*Your instructions:*
Copy the data precisely, keeping every character.

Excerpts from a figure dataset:
################
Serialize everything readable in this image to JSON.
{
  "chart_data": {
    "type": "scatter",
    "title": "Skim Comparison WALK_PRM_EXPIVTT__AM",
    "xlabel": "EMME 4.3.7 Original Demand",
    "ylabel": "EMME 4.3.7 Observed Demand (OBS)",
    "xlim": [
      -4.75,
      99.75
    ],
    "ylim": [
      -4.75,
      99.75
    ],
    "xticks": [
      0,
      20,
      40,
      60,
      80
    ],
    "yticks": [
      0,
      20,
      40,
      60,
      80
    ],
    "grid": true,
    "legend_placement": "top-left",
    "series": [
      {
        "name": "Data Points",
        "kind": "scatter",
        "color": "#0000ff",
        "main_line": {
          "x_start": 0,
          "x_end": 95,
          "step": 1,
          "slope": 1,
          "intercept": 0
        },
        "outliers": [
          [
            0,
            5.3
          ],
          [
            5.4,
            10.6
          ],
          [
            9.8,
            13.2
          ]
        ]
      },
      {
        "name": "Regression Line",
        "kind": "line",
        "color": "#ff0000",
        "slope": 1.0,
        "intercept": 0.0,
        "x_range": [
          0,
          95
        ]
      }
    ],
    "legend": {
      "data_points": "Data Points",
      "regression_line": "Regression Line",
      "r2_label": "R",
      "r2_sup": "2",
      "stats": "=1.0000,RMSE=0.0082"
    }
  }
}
################
*Solution to the problem:*
Serialize everything readable in this image to JSON.
{
  "chart_data": {
    "type": "scatter",
    "title": "Skim Comparison WALK_PRM_EXPIVTT__AM",
    "xlabel": "EMME 4.3.7 Original Demand",
    "ylabel": "EMME 4.3.7 Observed Demand (OBS)",
    "xlim": [
      -4.75,
      99.75
    ],
    "ylim": [
      -4.75,
      99.75
    ],
    "xticks": [
      0,
      20,
      40,
      60,
      80
    ],
    "yticks": [
      0,
      20,
      40,
      60,
      80
    ],
    "grid": true,
    "legend_placement": "top-left",
    "series": [
      {
        "name": "Data Points",
        "kind": "scatter",
        "color": "#0000ff",
        "main_line": {
          "x_start": 0,
          "x_end": 95,
          "step": 1,
          "slope": 1,
          "intercept": 0
        },
        "outliers": [
          [
            0,
            5.3
          ],
          [
            5.4,
            10.6
          ],
          [
            9.8,
            13.2
          ]
        ]
      },
      {
        "name": "Regression Line",
        "kind": "line",
        "color": "#ff0000",
        "slope": 1.0,
        "intercept": 0.0,
        "x_range": [
          0,
          95
        ]
      }
    ],
    "legend": {
      "data_points": "Data Points",
      "regression_line": "Regression Line",
      "r2_label": "R",
      "r2_sup": "2",
      "stats": "=1.0000,RMSE=0.0082"
    }
  }
}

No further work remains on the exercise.